• Challenge
Can you retype every record below exactly as written?

• Dataset entries
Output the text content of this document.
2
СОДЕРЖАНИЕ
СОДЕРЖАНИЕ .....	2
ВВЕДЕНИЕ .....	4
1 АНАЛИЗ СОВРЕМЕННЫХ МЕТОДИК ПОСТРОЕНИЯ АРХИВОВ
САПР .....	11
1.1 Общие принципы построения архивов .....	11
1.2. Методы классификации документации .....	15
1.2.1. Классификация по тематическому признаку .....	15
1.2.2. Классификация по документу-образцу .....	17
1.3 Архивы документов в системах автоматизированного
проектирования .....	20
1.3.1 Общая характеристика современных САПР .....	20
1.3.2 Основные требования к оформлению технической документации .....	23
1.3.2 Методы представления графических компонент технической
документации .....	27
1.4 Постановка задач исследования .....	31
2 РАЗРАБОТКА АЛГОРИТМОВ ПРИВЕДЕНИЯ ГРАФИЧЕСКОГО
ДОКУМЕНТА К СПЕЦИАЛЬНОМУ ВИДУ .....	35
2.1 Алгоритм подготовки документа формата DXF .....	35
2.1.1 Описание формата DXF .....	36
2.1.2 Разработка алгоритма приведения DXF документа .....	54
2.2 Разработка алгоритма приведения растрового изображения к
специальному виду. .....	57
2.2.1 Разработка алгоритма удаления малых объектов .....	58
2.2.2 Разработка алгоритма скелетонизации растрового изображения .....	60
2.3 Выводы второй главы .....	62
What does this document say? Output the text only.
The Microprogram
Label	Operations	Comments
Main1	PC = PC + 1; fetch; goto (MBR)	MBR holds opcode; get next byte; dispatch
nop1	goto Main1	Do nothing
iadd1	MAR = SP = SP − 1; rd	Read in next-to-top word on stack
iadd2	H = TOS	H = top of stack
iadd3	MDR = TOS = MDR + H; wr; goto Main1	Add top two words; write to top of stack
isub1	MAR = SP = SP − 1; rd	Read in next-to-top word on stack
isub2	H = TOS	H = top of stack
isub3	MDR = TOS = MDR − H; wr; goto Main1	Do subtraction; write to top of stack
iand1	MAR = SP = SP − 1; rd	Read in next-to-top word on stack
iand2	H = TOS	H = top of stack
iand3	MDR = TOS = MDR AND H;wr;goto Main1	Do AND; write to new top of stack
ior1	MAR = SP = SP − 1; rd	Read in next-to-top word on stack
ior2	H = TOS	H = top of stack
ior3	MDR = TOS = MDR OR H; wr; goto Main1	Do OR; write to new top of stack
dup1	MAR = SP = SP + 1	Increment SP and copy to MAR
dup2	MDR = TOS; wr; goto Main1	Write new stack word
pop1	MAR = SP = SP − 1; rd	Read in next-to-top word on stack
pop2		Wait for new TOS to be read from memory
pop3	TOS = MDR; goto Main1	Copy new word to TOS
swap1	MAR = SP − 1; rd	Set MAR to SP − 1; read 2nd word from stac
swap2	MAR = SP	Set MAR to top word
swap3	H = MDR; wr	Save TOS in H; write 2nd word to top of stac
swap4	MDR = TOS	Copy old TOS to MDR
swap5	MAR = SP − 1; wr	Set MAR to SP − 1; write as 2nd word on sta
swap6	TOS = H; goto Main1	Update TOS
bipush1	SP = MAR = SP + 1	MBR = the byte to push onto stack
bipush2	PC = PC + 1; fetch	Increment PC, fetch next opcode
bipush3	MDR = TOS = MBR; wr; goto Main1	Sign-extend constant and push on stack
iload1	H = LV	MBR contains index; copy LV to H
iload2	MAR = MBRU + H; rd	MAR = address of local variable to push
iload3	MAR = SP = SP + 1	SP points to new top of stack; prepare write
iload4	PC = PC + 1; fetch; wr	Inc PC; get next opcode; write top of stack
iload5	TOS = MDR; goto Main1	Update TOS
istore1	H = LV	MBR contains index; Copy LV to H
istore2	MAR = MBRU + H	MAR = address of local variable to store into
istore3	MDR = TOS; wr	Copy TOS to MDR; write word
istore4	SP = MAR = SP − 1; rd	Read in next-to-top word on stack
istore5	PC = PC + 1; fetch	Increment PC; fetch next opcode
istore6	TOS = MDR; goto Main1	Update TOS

• Result for this exercise
Output the text content of this document.
2
СОДЕРЖАНИЕ
СОДЕРЖАНИЕ .....	2
ВВЕДЕНИЕ .....	4
1 АНАЛИЗ СОВРЕМЕННЫХ МЕТОДИК ПОСТРОЕНИЯ АРХИВОВ
САПР .....	11
1.1 Общие принципы построения архивов .....	11
1.2. Методы классификации документации .....	15
1.2.1. Классификация по тематическому признаку .....	15
1.2.2. Классификация по документу-образцу .....	17
1.3 Архивы документов в системах автоматизированного
проектирования .....	20
1.3.1 Общая характеристика современных САПР .....	20
1.3.2 Основные требования к оформлению технической документации .....	23
1.3.2 Методы представления графических компонент технической
документации .....	27
1.4 Постановка задач исследования .....	31
2 РАЗРАБОТКА АЛГОРИТМОВ ПРИВЕДЕНИЯ ГРАФИЧЕСКОГО
ДОКУМЕНТА К СПЕЦИАЛЬНОМУ ВИДУ .....	35
2.1 Алгоритм подготовки документа формата DXF .....	35
2.1.1 Описание формата DXF .....	36
2.1.2 Разработка алгоритма приведения DXF документа .....	54
2.2 Разработка алгоритма приведения растрового изображения к
специальному виду. .....	57
2.2.1 Разработка алгоритма удаления малых объектов .....	58
2.2.2 Разработка алгоритма скелетонизации растрового изображения .....	60
2.3 Выводы второй главы .....	62
What does this document say? Output the text only.
The Microprogram
Label	Operations	Comments
Main1	PC = PC + 1; fetch; goto (MBR)	MBR holds opcode; get next byte; dispatch
nop1	goto Main1	Do nothing
iadd1	MAR = SP = SP − 1; rd	Read in next-to-top word on stack
iadd2	H = TOS	H = top of stack
iadd3	MDR = TOS = MDR + H; wr; goto Main1	Add top two words; write to top of stack
isub1	MAR = SP = SP − 1; rd	Read in next-to-top word on stack
isub2	H = TOS	H = top of stack
isub3	MDR = TOS = MDR − H; wr; goto Main1	Do subtraction; write to top of stack
iand1	MAR = SP = SP − 1; rd	Read in next-to-top word on stack
iand2	H = TOS	H = top of stack
iand3	MDR = TOS = MDR AND H;wr;goto Main1	Do AND; write to new top of stack
ior1	MAR = SP = SP − 1; rd	Read in next-to-top word on stack
ior2	H = TOS	H = top of stack
ior3	MDR = TOS = MDR OR H; wr; goto Main1	Do OR; write to new top of stack
dup1	MAR = SP = SP + 1	Increment SP and copy to MAR
dup2	MDR = TOS; wr; goto Main1	Write new stack word
pop1	MAR = SP = SP − 1; rd	Read in next-to-top word on stack
pop2		Wait for new TOS to be read from memory
pop3	TOS = MDR; goto Main1	Copy new word to TOS
swap1	MAR = SP − 1; rd	Set MAR to SP − 1; read 2nd word from stac
swap2	MAR = SP	Set MAR to top word
swap3	H = MDR; wr	Save TOS in H; write 2nd word to top of stac
swap4	MDR = TOS	Copy old TOS to MDR
swap5	MAR = SP − 1; wr	Set MAR to SP − 1; write as 2nd word on sta
swap6	TOS = H; goto Main1	Update TOS
bipush1	SP = MAR = SP + 1	MBR = the byte to push onto stack
bipush2	PC = PC + 1; fetch	Increment PC, fetch next opcode
bipush3	MDR = TOS = MBR; wr; goto Main1	Sign-extend constant and push on stack
iload1	H = LV	MBR contains index; copy LV to H
iload2	MAR = MBRU + H; rd	MAR = address of local variable to push
iload3	MAR = SP = SP + 1	SP points to new top of stack; prepare write
iload4	PC = PC + 1; fetch; wr	Inc PC; get next opcode; write top of stack
iload5	TOS = MDR; goto Main1	Update TOS
istore1	H = LV	MBR contains index; Copy LV to H
istore2	MAR = MBRU + H	MAR = address of local variable to store into
istore3	MDR = TOS; wr	Copy TOS to MDR; write word
istore4	SP = MAR = SP − 1; rd	Read in next-to-top word on stack
istore5	PC = PC + 1; fetch	Increment PC; fetch next opcode
istore6	TOS = MDR; goto Main1	Update TOS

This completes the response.